:: GOAL OF THE EXERCISE ::
Pull out every line below that holds the word "Cabildo".
-*-*-
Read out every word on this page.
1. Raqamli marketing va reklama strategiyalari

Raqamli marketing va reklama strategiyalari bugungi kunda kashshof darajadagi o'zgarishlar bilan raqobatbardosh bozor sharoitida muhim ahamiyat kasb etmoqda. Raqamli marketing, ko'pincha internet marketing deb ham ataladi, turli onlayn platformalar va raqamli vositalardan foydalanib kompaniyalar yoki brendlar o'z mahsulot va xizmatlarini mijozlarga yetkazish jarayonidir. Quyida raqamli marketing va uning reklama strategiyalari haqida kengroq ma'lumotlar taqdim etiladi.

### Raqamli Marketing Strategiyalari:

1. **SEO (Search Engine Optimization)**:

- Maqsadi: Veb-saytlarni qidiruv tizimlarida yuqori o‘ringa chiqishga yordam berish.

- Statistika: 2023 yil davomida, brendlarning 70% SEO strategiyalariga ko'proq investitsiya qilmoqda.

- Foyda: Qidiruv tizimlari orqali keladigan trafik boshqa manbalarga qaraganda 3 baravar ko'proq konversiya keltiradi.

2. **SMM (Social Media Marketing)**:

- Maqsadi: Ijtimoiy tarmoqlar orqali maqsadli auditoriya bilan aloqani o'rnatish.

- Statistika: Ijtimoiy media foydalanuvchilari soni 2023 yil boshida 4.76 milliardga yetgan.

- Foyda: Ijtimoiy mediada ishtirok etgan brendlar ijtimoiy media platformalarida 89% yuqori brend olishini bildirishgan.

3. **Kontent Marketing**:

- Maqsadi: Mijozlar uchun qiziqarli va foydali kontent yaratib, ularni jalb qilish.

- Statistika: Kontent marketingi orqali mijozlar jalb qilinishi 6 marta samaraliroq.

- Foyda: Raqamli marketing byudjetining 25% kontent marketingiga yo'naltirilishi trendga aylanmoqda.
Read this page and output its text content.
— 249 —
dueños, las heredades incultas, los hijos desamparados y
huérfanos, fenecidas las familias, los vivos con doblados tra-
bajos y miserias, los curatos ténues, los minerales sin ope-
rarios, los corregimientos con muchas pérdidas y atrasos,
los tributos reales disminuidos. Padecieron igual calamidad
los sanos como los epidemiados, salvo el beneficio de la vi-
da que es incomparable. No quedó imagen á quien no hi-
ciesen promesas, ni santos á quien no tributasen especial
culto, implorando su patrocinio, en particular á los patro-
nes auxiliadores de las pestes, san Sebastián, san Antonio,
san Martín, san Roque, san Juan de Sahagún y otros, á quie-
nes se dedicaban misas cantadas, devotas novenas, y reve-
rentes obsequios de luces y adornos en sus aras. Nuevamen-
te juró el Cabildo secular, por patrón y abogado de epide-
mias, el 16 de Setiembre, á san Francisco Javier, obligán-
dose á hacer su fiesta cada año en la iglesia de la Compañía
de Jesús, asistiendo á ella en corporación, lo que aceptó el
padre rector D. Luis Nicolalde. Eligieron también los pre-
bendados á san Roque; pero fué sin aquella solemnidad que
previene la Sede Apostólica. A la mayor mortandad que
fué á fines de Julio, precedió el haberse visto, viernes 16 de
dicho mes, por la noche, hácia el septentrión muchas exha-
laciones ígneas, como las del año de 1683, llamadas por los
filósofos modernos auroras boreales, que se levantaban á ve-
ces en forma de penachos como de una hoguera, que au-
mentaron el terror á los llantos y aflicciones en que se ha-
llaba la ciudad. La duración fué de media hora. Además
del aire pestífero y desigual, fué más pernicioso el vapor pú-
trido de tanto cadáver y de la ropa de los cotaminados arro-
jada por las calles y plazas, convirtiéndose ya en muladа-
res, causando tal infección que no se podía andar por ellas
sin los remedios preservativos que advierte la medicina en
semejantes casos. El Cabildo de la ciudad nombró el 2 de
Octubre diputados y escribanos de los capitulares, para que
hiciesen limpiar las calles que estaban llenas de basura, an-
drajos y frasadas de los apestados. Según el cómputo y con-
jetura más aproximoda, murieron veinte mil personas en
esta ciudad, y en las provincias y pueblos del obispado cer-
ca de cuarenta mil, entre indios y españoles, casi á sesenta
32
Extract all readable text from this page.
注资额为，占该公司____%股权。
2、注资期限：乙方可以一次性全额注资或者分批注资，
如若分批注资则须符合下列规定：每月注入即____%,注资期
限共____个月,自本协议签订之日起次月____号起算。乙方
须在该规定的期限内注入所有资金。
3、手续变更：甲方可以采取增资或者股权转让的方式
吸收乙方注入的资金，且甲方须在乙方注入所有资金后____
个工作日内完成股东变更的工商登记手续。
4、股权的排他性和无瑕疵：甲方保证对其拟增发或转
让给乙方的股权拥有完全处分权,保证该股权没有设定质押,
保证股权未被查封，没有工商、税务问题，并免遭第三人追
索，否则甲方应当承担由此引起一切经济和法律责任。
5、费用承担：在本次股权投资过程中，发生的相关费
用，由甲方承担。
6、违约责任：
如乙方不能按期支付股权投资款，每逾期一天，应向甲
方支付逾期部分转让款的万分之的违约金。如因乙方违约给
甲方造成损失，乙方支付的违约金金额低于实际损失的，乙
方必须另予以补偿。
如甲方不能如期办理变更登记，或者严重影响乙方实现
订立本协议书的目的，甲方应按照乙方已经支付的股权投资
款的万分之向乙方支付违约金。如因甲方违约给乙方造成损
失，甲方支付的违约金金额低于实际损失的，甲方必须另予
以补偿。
-*-*-
:: TASK ANSWER ::
te juró el Cabildo secular, por patrón y abogado de epide-
semejantes casos. El Cabildo de la ciudad nombró el 2 de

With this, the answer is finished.